───── Data to use

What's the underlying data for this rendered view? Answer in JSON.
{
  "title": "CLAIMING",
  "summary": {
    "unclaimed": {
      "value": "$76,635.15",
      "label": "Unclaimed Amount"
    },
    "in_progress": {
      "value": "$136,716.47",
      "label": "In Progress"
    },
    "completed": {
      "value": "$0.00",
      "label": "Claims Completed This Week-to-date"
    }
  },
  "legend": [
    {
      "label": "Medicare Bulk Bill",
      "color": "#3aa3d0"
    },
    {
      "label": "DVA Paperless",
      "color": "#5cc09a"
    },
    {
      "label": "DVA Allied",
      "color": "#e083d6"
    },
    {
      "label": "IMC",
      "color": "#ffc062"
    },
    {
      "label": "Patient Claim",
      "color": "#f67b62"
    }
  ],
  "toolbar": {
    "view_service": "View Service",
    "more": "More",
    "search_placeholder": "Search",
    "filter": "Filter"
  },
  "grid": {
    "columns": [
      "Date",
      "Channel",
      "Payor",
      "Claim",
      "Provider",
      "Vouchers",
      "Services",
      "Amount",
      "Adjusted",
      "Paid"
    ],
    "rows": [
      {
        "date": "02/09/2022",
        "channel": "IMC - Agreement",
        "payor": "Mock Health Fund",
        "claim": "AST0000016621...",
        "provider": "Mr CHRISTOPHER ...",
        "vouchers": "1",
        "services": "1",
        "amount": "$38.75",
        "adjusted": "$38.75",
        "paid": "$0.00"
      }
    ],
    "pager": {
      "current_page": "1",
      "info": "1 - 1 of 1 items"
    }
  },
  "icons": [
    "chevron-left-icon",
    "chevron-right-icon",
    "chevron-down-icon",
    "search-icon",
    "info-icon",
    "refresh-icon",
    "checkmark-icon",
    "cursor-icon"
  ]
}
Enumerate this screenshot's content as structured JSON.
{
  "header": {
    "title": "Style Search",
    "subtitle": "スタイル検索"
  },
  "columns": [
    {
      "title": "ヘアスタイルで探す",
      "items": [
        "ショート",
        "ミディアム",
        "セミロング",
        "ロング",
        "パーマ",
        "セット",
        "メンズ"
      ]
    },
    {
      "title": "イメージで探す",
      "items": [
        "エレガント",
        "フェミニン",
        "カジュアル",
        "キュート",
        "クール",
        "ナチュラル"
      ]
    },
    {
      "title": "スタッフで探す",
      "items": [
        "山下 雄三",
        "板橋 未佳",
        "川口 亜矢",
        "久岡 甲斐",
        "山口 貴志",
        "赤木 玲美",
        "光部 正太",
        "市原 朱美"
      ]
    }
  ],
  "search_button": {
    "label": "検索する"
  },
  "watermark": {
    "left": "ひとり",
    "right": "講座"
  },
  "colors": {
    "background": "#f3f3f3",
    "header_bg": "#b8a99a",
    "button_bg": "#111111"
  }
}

──────────

Would you give the material above again, complete and exact?

What's the underlying data for this rendered view? Answer in JSON.
{
  "title": "CLAIMING",
  "summary": {
    "unclaimed": {
      "value": "$76,635.15",
      "label": "Unclaimed Amount"
    },
    "in_progress": {
      "value": "$136,716.47",
      "label": "In Progress"
    },
    "completed": {
      "value": "$0.00",
      "label": "Claims Completed This Week-to-date"
    }
  },
  "legend": [
    {
      "label": "Medicare Bulk Bill",
      "color": "#3aa3d0"
    },
    {
      "label": "DVA Paperless",
      "color": "#5cc09a"
    },
    {
      "label": "DVA Allied",
      "color": "#e083d6"
    },
    {
      "label": "IMC",
      "color": "#ffc062"
    },
    {
      "label": "Patient Claim",
      "color": "#f67b62"
    }
  ],
  "toolbar": {
    "view_service": "View Service",
    "more": "More",
    "search_placeholder": "Search",
    "filter": "Filter"
  },
  "grid": {
    "columns": [
      "Date",
      "Channel",
      "Payor",
      "Claim",
      "Provider",
      "Vouchers",
      "Services",
      "Amount",
      "Adjusted",
      "Paid"
    ],
    "rows": [
      {
        "date": "02/09/2022",
        "channel": "IMC - Agreement",
        "payor": "Mock Health Fund",
        "claim": "AST0000016621...",
        "provider": "Mr CHRISTOPHER ...",
        "vouchers": "1",
        "services": "1",
        "amount": "$38.75",
        "adjusted": "$38.75",
        "paid": "$0.00"
      }
    ],
    "pager": {
      "current_page": "1",
      "info": "1 - 1 of 1 items"
    }
  },
  "icons": [
    "chevron-left-icon",
    "chevron-right-icon",
    "chevron-down-icon",
    "search-icon",
    "info-icon",
    "refresh-icon",
    "checkmark-icon",
    "cursor-icon"
  ]
}
Enumerate this screenshot's content as structured JSON.
{
  "header": {
    "title": "Style Search",
    "subtitle": "スタイル検索"
  },
  "columns": [
    {
      "title": "ヘアスタイルで探す",
      "items": [
        "ショート",
        "ミディアム",
        "セミロング",
        "ロング",
        "パーマ",
        "セット",
        "メンズ"
      ]
    },
    {
      "title": "イメージで探す",
      "items": [
        "エレガント",
        "フェミニン",
        "カジュアル",
        "キュート",
        "クール",
        "ナチュラル"
      ]
    },
    {
      "title": "スタッフで探す",
      "items": [
        "山下 雄三",
        "板橋 未佳",
        "川口 亜矢",
        "久岡 甲斐",
        "山口 貴志",
        "赤木 玲美",
        "光部 正太",
        "市原 朱美"
      ]
    }
  ],
  "search_button": {
    "label": "検索する"
  },
  "watermark": {
    "left": "ひとり",
    "right": "講座"
  },
  "colors": {
    "background": "#f3f3f3",
    "header_bg": "#b8a99a",
    "button_bg": "#111111"
  }
}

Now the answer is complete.